Problem: State how many lines in the listing below include the word "gauche". Give nothing but the number.

[Figure record listings]
[START]

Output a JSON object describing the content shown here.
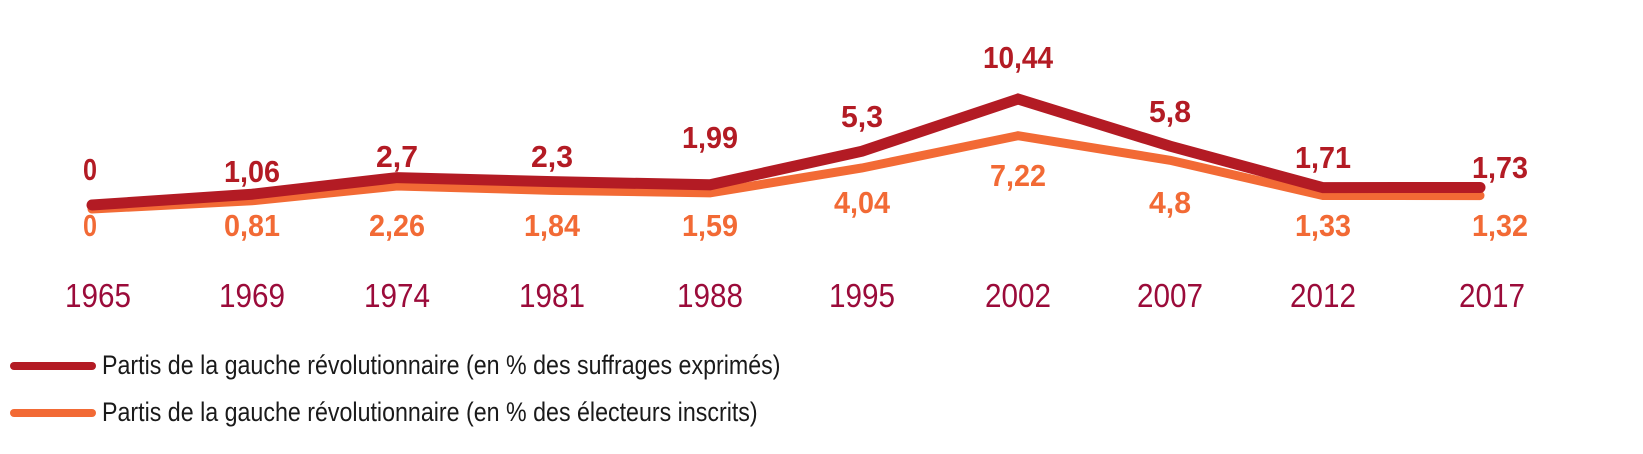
{
  "chart_data": {
    "type": "line",
    "title": "",
    "xlabel": "",
    "ylabel": "",
    "categories": [
      "1965",
      "1969",
      "1974",
      "1981",
      "1988",
      "1995",
      "2002",
      "2007",
      "2012",
      "2017"
    ],
    "ylim": [
      0,
      10.44
    ],
    "grid": false,
    "legend_position": "bottom-left",
    "series": [
      {
        "name": "Partis de la gauche révolutionnaire (en % des suffrages exprimés)",
        "color": "#b31b24",
        "values": [
          0,
          1.06,
          2.7,
          2.3,
          1.99,
          5.3,
          10.44,
          5.8,
          1.71,
          1.73
        ],
        "labels": [
          "0",
          "1,06",
          "2,7",
          "2,3",
          "1,99",
          "5,3",
          "10,44",
          "5,8",
          "1,71",
          "1,73"
        ]
      },
      {
        "name": "Partis de la gauche révolutionnaire (en % des électeurs inscrits)",
        "color": "#f26a35",
        "values": [
          0,
          0.81,
          2.26,
          1.84,
          1.59,
          4.04,
          7.22,
          4.8,
          1.33,
          1.32
        ],
        "labels": [
          "0",
          "0,81",
          "2,26",
          "1,84",
          "1,59",
          "4,04",
          "7,22",
          "4,8",
          "1,33",
          "1,32"
        ]
      }
    ]
  }
}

[END]

Answer: 2